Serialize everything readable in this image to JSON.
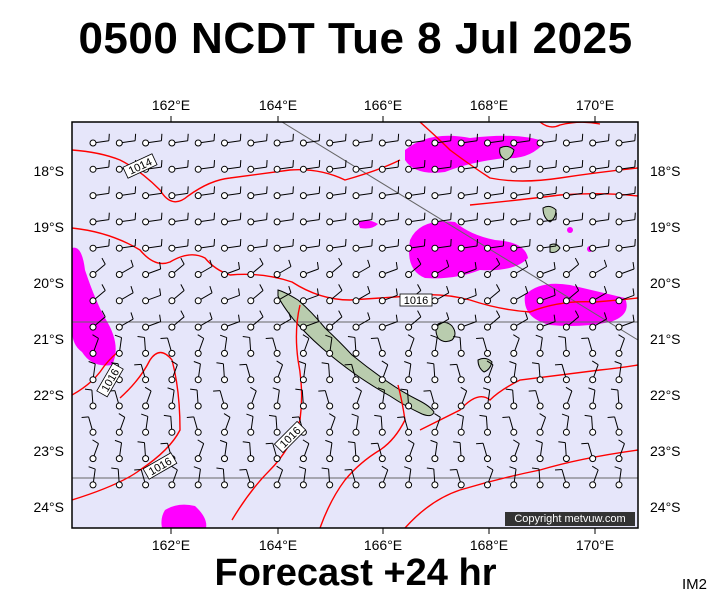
{
  "title": "0500 NCDT Tue 8 Jul 2025",
  "subtitle": "Forecast +24 hr",
  "image_code": "IM2",
  "copyright": "Copyright metvuw.com",
  "isobar_label": "1016",
  "isobar_label_2": "1014",
  "lon_labels": [
    "162°E",
    "164°E",
    "166°E",
    "168°E",
    "170°E"
  ],
  "lat_labels": [
    "18°S",
    "19°S",
    "20°S",
    "21°S",
    "22°S",
    "23°S",
    "24°S"
  ],
  "colors": {
    "ocean": "#e6e6fa",
    "rain": "#ff00ff",
    "isobar": "#ff0000",
    "land": "#b9ccae"
  },
  "map_data": {
    "type": "weather-map",
    "lon_range": [
      160.2,
      170.8
    ],
    "lat_range": [
      -17.0,
      -24.3
    ],
    "rain_areas": [
      {
        "lon": 168.0,
        "lat": -17.3
      },
      {
        "lon": 166.9,
        "lat": -17.7
      },
      {
        "lon": 167.4,
        "lat": -19.8
      },
      {
        "lon": 169.8,
        "lat": -20.5
      },
      {
        "lon": 160.5,
        "lat": -20.8
      },
      {
        "lon": 162.2,
        "lat": -24.4
      }
    ]
  }
}
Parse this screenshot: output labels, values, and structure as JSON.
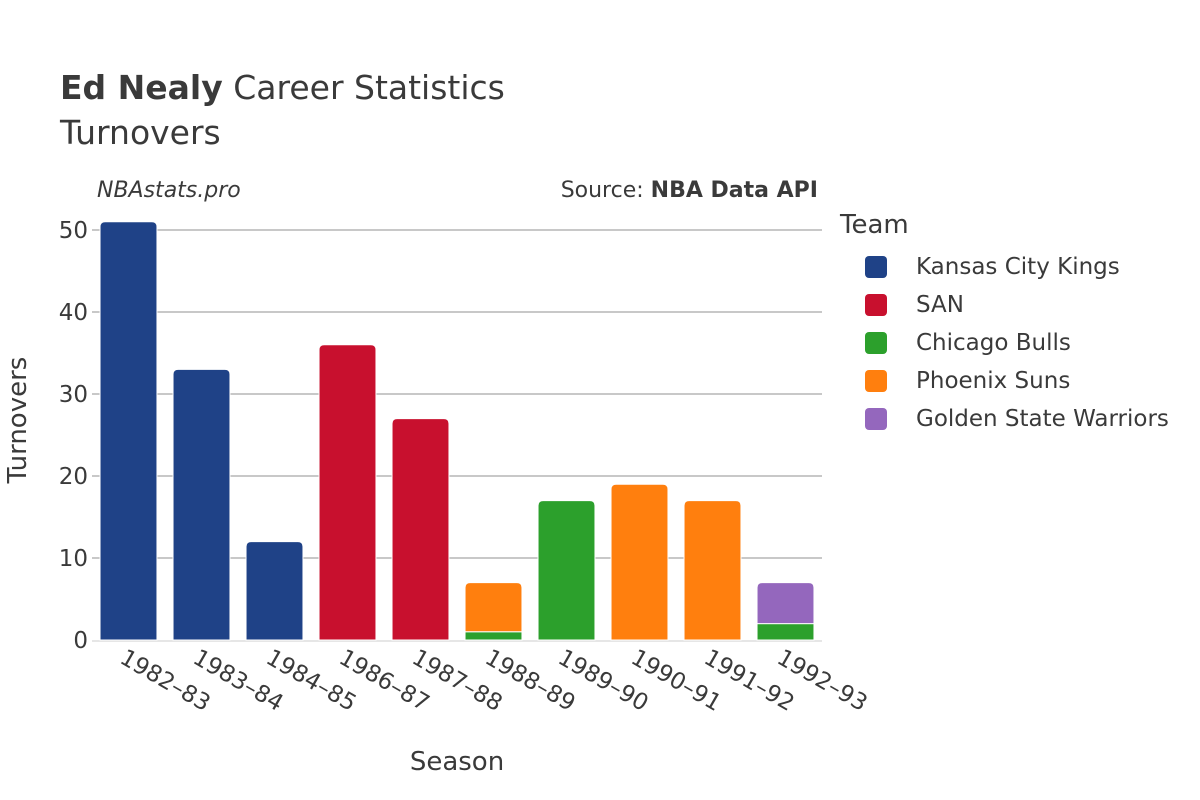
{
  "header": {
    "title_bold": "Ed Nealy",
    "title_rest": " Career Statistics",
    "subtitle": "Turnovers",
    "brand": "NBAstats.pro",
    "source_prefix": "Source: ",
    "source_name": "NBA Data API"
  },
  "legend": {
    "title": "Team",
    "items": [
      {
        "label": "Kansas City Kings",
        "color": "#1f4287"
      },
      {
        "label": "SAN",
        "color": "#c8102e"
      },
      {
        "label": "Chicago Bulls",
        "color": "#2ca02c"
      },
      {
        "label": "Phoenix Suns",
        "color": "#ff7f0e"
      },
      {
        "label": "Golden State Warriors",
        "color": "#9467bd"
      }
    ]
  },
  "chart_data": {
    "type": "bar",
    "stacked": true,
    "categories": [
      "1982–83",
      "1983–84",
      "1984–85",
      "1986–87",
      "1987–88",
      "1988–89",
      "1989–90",
      "1990–91",
      "1991–92",
      "1992–93"
    ],
    "series": [
      {
        "name": "Kansas City Kings",
        "color": "#1f4287",
        "values": [
          51,
          33,
          12,
          0,
          0,
          0,
          0,
          0,
          0,
          0
        ]
      },
      {
        "name": "SAN",
        "color": "#c8102e",
        "values": [
          0,
          0,
          0,
          36,
          27,
          0,
          0,
          0,
          0,
          0
        ]
      },
      {
        "name": "Chicago Bulls",
        "color": "#2ca02c",
        "values": [
          0,
          0,
          0,
          0,
          0,
          1,
          17,
          0,
          0,
          2
        ]
      },
      {
        "name": "Phoenix Suns",
        "color": "#ff7f0e",
        "values": [
          0,
          0,
          0,
          0,
          0,
          6,
          0,
          19,
          17,
          0
        ]
      },
      {
        "name": "Golden State Warriors",
        "color": "#9467bd",
        "values": [
          0,
          0,
          0,
          0,
          0,
          0,
          0,
          0,
          0,
          5
        ]
      }
    ],
    "xlabel": "Season",
    "ylabel": "Turnovers",
    "ylim": [
      0,
      50
    ],
    "yticks": [
      0,
      10,
      20,
      30,
      40,
      50
    ],
    "grid": true,
    "legend_position": "right"
  }
}
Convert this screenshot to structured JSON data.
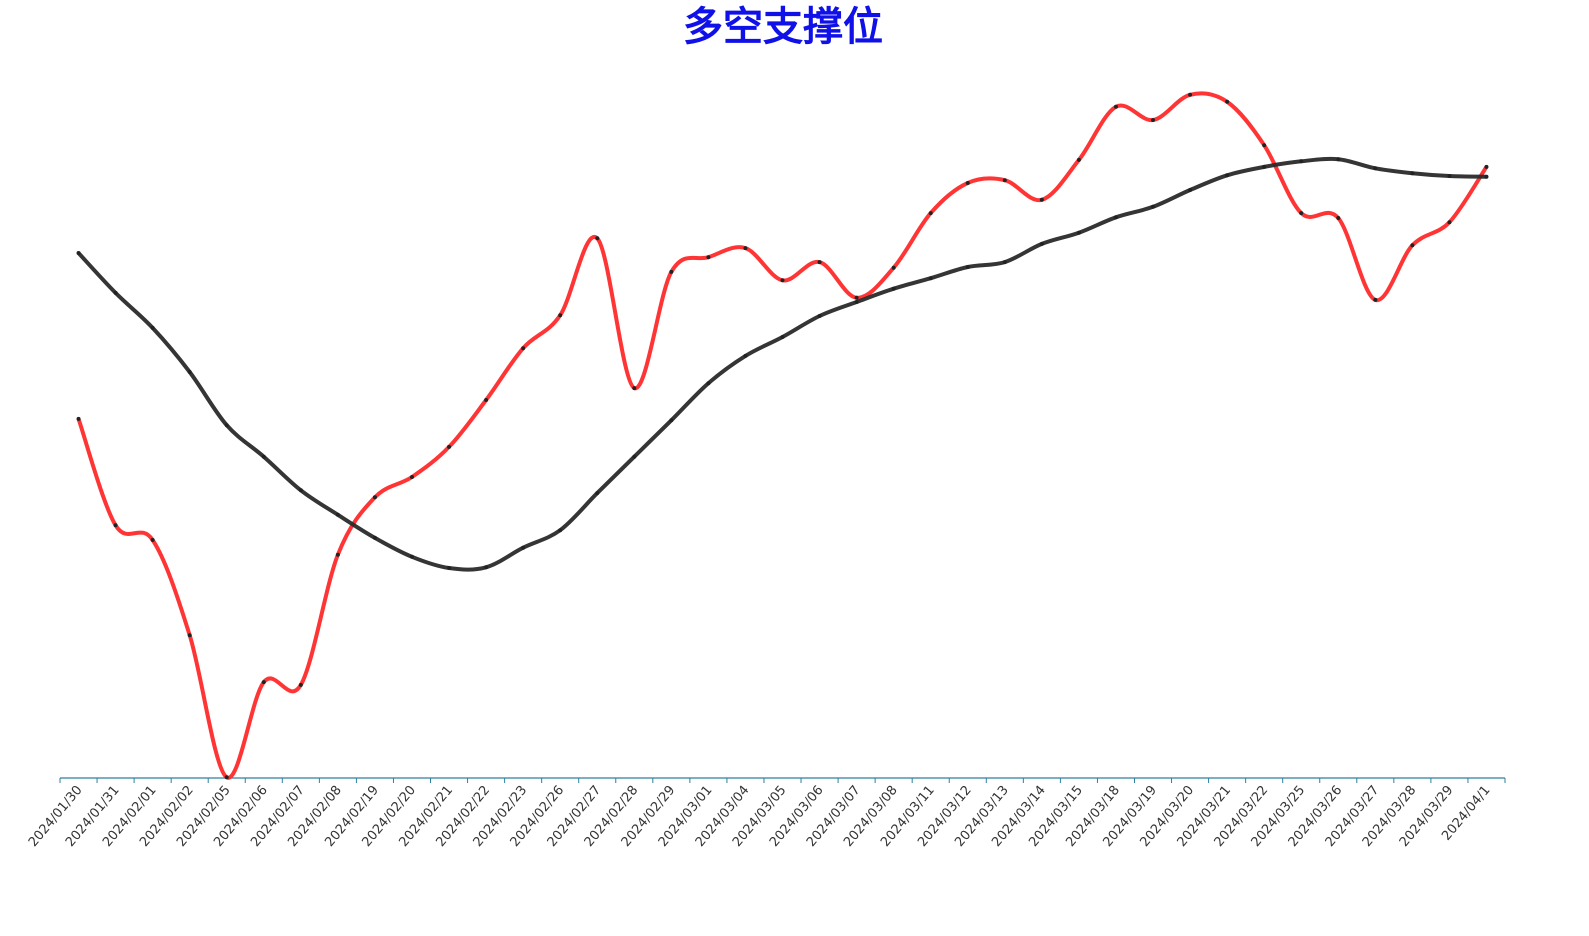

WHAT IS NEEDED>
Go through the records above, find every line with the word "Golden", and list those lines.

EXPECTED ANSWER>
        "label": "Golden State Warriors",
        "name": "Golden State Warriors",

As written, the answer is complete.